### [WORK INSTRUCTIONS]
Scan the data below for the string "capacity". Show every line where it turns up.

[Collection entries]

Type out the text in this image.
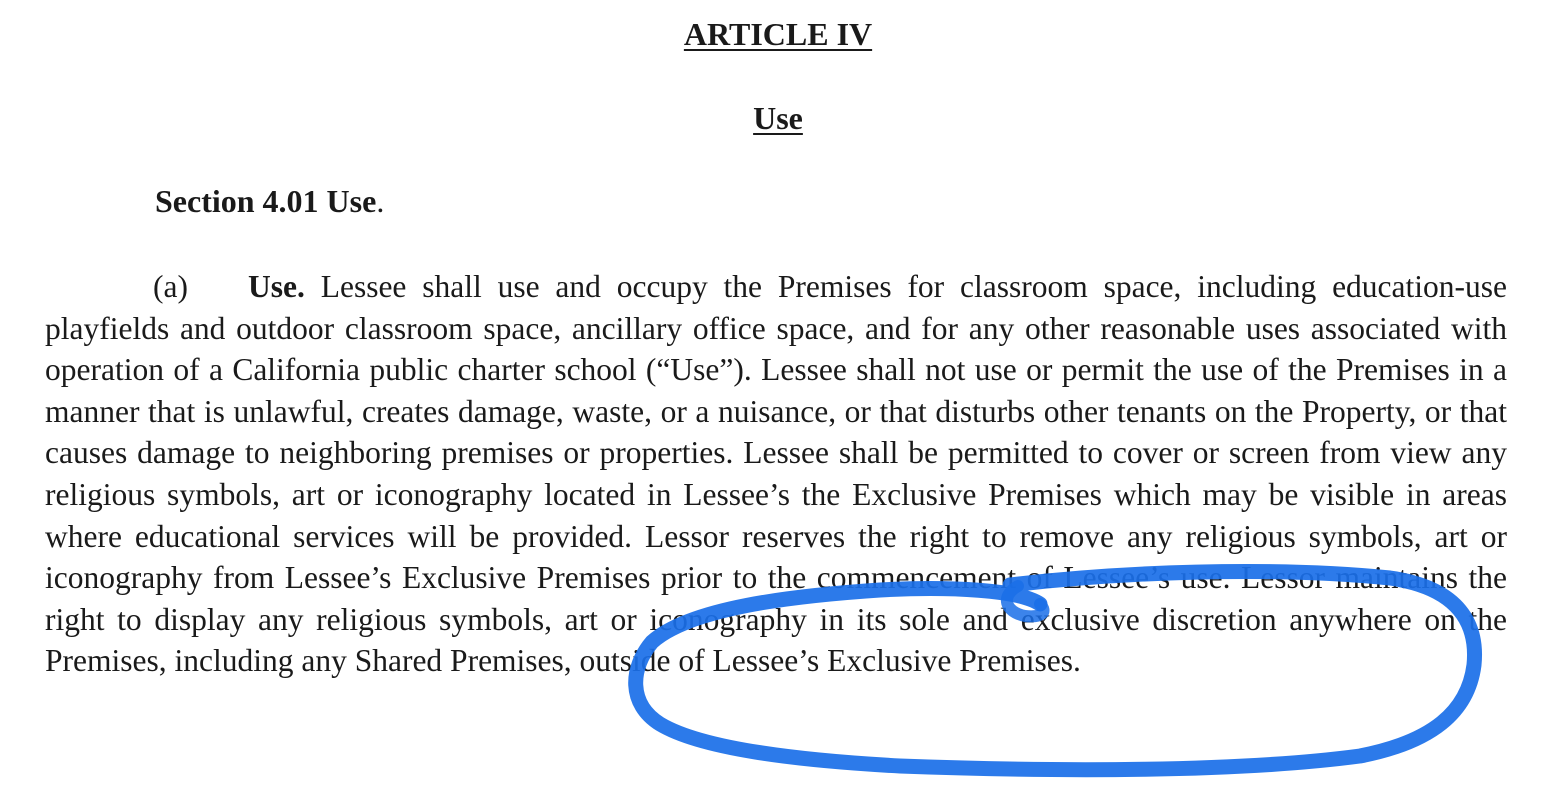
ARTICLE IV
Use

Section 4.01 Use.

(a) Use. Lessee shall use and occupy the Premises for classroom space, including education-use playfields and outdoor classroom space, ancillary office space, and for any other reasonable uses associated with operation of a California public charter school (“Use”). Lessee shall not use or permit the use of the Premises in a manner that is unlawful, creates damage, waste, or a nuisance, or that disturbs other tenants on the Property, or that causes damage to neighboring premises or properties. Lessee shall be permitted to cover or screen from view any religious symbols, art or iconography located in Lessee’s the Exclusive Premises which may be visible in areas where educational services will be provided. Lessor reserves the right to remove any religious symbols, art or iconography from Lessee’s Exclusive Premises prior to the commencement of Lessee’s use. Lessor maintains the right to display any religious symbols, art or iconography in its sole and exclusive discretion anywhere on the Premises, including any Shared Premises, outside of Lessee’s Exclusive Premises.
* * *
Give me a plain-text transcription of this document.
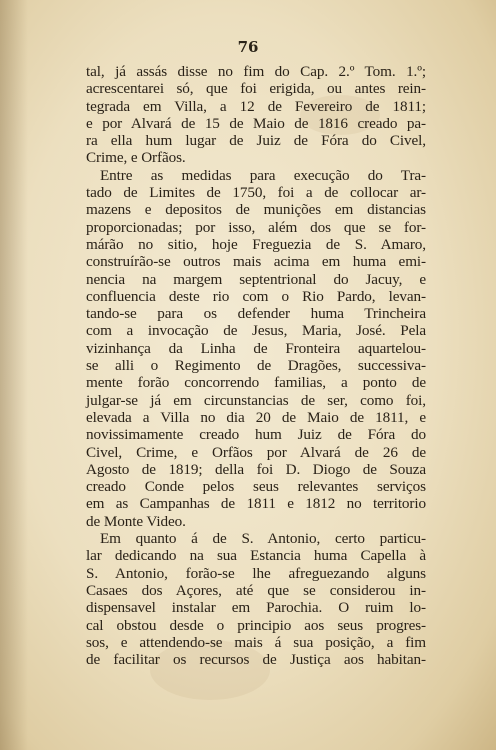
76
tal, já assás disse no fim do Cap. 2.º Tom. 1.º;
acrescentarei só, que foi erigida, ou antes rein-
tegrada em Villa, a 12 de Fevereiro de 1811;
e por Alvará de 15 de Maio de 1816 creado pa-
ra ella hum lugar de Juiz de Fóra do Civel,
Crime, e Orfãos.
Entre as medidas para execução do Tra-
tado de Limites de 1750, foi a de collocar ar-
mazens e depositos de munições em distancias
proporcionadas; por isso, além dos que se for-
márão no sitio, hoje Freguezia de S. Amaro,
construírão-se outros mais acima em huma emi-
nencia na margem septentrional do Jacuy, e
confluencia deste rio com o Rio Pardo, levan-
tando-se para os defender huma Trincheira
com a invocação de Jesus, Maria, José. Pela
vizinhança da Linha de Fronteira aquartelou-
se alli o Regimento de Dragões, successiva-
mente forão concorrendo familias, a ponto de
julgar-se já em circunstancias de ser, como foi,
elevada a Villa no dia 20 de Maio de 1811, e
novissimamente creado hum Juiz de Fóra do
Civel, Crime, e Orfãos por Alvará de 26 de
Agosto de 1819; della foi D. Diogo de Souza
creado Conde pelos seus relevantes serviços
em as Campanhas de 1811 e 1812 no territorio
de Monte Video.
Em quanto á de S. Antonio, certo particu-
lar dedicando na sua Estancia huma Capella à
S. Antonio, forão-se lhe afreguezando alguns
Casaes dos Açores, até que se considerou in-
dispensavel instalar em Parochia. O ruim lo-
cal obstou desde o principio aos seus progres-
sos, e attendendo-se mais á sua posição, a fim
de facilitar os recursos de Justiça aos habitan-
==
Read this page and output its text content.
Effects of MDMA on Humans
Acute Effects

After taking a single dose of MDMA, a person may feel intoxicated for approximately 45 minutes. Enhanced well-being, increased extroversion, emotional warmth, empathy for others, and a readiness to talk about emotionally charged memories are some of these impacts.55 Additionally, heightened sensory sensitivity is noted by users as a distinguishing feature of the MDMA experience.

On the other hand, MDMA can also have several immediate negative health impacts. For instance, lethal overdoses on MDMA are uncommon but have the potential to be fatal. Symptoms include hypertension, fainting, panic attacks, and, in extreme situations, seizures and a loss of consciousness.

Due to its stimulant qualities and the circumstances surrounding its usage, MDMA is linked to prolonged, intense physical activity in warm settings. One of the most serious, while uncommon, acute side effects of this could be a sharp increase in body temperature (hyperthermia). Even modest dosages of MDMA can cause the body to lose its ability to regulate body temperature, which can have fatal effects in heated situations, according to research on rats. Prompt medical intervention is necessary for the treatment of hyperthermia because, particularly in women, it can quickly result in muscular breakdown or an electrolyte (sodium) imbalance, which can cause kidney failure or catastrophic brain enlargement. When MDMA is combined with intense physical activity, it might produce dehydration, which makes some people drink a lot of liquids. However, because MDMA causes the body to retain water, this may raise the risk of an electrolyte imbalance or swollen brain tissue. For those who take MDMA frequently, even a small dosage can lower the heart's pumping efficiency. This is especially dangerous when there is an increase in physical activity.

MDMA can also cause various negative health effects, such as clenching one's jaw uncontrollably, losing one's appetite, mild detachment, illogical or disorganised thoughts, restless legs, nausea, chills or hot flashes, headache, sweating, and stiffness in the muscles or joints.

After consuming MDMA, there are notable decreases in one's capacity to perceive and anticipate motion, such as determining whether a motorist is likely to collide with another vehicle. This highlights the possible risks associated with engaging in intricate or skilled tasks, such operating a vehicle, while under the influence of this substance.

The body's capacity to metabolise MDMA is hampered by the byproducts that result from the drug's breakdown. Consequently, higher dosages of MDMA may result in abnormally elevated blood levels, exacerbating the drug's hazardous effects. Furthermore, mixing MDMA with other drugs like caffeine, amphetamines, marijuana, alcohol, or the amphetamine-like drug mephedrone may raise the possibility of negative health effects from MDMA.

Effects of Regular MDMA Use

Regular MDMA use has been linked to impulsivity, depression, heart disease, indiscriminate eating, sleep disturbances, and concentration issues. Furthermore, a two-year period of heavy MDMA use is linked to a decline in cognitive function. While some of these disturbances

### [EXERCISE OUTPUT]
After consuming MDMA, there are notable decreases in one's capacity to perceive and anticipate motion, such as determining whether a motorist is likely to collide with another vehicle. This highlights the possible risks associated with engaging in intricate or skilled tasks, such operating a vehicle, while under the influence of this substance.
The body's capacity to metabolise MDMA is hampered by the byproducts that result from the drug's breakdown. Consequently, higher dosages of MDMA may result in abnormally elevated blood levels, exacerbating the drug's hazardous effects. Furthermore, mixing MDMA with other drugs like caffeine, amphetamines, marijuana, alcohol, or the amphetamine-like drug mephedrone may raise the possibility of negative health effects from MDMA.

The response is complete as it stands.